◆ Direction ◆
Show every line that has the string "Corps" in it.

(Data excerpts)

==================================================

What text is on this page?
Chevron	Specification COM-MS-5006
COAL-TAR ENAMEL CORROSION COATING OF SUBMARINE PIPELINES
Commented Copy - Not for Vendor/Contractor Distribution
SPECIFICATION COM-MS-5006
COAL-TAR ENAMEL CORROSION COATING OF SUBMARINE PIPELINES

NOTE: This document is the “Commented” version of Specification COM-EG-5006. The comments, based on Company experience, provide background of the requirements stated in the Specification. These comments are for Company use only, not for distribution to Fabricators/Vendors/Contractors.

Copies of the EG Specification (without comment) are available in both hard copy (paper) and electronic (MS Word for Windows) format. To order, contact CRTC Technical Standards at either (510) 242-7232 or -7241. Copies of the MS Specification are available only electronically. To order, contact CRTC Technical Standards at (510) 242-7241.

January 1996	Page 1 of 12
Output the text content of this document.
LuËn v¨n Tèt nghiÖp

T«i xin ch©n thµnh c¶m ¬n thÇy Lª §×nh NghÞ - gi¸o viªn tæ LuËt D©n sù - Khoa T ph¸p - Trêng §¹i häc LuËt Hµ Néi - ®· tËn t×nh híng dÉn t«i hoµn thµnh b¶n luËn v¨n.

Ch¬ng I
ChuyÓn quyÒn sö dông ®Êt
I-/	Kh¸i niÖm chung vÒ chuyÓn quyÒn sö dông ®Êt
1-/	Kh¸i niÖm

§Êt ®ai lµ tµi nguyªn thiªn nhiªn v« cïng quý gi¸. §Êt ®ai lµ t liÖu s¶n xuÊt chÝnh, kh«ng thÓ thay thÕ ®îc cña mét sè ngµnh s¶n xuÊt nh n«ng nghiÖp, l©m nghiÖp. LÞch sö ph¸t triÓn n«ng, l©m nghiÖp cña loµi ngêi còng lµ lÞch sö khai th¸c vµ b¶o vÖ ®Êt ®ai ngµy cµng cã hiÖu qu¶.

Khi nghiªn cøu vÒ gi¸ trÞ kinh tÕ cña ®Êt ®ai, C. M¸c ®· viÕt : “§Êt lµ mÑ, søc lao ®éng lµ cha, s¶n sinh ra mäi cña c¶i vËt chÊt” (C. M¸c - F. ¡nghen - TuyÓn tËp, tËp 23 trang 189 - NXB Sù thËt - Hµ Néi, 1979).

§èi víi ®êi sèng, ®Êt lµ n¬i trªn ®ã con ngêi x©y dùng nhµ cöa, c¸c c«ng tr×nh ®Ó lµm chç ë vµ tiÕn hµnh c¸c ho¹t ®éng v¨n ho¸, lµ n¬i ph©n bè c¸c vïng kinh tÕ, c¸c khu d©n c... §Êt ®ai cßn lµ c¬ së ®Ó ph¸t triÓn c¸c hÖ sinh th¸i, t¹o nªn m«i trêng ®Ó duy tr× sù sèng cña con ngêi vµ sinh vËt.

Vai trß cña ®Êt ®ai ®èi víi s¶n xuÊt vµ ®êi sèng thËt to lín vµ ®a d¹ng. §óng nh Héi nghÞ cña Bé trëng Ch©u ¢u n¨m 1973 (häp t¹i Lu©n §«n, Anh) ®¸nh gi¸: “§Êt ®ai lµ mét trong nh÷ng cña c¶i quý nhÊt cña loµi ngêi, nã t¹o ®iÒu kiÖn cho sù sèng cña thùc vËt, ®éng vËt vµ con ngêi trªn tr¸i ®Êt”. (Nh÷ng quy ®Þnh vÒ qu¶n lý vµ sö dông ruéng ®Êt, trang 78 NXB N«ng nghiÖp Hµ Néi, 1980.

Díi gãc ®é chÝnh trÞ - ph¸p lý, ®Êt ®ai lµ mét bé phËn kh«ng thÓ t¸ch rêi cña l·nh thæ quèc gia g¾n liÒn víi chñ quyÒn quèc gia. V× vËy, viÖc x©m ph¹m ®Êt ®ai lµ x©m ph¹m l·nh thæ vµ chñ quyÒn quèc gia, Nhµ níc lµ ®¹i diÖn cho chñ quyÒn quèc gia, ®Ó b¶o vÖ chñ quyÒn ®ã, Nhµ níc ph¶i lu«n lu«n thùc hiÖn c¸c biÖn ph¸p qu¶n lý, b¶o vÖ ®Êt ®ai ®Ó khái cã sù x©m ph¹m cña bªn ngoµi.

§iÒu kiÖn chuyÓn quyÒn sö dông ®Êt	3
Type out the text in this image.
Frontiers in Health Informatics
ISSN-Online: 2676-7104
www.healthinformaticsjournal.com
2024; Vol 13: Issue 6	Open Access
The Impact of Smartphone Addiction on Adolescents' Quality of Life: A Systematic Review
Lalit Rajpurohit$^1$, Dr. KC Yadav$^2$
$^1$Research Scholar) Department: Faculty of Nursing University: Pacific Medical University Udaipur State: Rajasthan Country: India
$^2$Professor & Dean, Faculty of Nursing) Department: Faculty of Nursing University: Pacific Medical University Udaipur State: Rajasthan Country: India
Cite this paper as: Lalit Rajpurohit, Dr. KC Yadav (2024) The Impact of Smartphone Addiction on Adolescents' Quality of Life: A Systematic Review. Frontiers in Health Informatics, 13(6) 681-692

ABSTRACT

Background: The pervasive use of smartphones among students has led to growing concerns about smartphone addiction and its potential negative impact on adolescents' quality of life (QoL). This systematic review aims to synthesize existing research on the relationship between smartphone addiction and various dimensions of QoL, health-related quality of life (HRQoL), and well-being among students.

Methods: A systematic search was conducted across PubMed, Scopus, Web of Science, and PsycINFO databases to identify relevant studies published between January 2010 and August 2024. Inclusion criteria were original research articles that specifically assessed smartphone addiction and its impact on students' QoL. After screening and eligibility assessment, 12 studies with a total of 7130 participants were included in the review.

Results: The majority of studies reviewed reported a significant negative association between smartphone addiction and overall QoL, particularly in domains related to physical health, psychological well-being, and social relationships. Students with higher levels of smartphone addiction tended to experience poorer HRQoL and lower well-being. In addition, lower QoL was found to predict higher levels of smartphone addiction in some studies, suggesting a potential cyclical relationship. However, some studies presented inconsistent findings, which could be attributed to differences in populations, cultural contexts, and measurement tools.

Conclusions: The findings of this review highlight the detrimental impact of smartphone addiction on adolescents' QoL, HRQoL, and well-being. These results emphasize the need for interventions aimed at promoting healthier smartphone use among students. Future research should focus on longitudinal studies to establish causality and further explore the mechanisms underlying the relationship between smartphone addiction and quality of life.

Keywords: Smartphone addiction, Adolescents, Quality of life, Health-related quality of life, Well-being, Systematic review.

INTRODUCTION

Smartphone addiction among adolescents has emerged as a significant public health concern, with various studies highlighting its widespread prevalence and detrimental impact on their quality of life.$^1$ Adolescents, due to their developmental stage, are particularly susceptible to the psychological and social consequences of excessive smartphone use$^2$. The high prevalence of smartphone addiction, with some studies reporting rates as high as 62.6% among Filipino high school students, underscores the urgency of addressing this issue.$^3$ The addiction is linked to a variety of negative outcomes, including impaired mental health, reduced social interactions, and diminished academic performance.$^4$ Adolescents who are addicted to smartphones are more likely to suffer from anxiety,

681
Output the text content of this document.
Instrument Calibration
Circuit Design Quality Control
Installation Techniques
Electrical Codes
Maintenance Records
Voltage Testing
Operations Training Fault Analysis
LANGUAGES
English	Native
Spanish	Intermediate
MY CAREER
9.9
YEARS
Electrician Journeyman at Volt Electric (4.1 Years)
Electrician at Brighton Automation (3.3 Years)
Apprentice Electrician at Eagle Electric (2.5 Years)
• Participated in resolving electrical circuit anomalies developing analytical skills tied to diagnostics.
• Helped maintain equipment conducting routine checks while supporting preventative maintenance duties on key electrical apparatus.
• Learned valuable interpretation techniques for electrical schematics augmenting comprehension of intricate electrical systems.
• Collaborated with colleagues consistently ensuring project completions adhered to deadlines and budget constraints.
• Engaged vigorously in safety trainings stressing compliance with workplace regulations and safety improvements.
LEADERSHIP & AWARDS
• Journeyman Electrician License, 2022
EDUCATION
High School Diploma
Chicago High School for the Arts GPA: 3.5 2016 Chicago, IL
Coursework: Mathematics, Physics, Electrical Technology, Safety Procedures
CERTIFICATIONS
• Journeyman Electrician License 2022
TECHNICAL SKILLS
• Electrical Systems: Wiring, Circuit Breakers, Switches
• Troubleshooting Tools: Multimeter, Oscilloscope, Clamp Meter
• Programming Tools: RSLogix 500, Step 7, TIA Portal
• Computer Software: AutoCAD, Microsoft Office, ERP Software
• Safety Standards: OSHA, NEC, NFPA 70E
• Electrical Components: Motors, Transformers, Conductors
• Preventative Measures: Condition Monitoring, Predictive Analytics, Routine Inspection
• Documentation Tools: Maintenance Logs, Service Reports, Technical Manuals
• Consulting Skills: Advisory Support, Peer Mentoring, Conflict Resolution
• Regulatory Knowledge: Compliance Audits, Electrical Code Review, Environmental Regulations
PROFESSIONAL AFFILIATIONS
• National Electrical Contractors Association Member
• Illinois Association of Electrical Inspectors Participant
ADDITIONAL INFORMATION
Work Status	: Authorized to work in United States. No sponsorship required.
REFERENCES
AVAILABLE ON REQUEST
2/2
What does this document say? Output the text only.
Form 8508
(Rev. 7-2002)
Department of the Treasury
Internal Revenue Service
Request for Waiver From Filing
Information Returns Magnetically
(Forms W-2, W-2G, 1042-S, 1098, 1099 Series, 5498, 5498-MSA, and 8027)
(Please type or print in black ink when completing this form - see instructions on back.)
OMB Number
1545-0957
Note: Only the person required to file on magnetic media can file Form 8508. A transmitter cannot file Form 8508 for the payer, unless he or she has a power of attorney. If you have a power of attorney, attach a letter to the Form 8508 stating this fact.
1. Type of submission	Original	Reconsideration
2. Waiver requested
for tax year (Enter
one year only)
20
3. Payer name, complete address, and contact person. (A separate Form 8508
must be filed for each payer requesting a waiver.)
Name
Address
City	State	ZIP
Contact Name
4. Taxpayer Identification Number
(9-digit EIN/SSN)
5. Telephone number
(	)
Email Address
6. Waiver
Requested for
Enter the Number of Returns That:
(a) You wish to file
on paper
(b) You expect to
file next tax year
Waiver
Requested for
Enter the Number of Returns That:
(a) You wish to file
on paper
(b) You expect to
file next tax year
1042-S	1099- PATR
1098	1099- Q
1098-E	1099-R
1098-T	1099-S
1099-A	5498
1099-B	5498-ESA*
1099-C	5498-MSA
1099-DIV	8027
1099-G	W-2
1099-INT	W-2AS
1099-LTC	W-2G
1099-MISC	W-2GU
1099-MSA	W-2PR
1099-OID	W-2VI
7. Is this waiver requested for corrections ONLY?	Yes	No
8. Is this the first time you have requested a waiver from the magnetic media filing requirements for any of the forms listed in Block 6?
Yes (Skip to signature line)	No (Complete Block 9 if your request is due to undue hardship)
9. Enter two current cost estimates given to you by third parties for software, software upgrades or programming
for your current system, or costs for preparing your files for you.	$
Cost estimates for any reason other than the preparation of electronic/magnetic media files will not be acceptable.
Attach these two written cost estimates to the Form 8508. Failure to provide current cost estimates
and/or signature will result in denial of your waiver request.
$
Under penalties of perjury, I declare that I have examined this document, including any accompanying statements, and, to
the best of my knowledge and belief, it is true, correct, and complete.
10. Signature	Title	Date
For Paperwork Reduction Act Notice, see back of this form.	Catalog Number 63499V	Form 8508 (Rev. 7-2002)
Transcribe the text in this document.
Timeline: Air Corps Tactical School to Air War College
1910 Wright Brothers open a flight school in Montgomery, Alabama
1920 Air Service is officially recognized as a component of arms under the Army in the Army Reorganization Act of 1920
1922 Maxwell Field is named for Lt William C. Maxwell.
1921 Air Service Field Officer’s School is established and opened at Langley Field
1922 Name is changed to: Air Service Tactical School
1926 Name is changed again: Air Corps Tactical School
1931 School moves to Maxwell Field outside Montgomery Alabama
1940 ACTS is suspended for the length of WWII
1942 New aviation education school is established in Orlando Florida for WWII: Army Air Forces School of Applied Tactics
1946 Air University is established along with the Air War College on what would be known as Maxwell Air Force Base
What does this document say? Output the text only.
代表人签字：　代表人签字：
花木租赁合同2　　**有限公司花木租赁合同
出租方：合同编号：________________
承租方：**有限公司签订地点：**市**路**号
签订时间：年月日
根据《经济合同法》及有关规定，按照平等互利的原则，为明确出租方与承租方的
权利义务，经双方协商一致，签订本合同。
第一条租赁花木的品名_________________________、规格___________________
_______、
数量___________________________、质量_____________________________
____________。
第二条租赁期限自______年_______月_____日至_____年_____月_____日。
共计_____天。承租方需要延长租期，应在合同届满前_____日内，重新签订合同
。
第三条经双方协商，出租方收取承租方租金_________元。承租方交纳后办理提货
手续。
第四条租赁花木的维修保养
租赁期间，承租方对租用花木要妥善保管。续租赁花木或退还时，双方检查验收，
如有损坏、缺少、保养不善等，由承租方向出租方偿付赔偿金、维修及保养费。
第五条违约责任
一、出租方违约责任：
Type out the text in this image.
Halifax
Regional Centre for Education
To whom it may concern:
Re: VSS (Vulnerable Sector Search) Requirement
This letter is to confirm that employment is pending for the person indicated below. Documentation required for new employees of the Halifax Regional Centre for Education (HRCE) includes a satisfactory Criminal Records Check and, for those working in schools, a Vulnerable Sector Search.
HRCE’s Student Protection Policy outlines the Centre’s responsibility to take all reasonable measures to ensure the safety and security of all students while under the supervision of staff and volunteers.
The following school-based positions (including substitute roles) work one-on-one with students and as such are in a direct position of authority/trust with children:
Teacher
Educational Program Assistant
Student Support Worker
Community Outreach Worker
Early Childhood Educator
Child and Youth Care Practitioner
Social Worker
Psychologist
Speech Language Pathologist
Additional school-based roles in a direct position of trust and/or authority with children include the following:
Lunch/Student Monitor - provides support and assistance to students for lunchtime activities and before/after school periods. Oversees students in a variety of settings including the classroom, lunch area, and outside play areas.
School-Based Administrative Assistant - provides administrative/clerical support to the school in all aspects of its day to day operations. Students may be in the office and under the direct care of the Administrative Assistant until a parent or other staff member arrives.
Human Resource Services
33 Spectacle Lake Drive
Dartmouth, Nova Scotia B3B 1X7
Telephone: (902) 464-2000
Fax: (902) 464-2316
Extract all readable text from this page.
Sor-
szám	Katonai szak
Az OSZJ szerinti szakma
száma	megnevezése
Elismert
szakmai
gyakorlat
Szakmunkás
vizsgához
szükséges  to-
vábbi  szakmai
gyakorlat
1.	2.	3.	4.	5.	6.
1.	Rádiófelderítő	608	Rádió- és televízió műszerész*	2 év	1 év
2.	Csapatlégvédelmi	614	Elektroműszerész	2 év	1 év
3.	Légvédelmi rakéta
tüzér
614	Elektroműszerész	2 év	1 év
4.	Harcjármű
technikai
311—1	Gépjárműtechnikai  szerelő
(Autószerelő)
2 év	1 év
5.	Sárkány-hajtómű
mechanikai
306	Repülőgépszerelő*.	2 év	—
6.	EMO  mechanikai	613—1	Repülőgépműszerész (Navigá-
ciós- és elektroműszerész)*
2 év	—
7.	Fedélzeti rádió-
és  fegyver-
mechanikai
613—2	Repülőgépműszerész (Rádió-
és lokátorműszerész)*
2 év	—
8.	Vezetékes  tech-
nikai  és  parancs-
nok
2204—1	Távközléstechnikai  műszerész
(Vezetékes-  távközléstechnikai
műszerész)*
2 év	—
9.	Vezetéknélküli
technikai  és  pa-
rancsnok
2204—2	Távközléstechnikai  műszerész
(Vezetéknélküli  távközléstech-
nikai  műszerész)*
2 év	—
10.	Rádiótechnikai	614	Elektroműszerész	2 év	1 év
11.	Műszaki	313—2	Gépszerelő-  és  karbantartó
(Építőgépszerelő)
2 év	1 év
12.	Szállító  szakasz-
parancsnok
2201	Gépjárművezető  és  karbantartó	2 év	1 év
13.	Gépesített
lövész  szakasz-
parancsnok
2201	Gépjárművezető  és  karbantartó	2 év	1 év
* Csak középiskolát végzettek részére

==================================================

◆ Problem solution ◆
Timeline: Air Corps Tactical School to Air War College
1926 Name is changed again: Air Corps Tactical School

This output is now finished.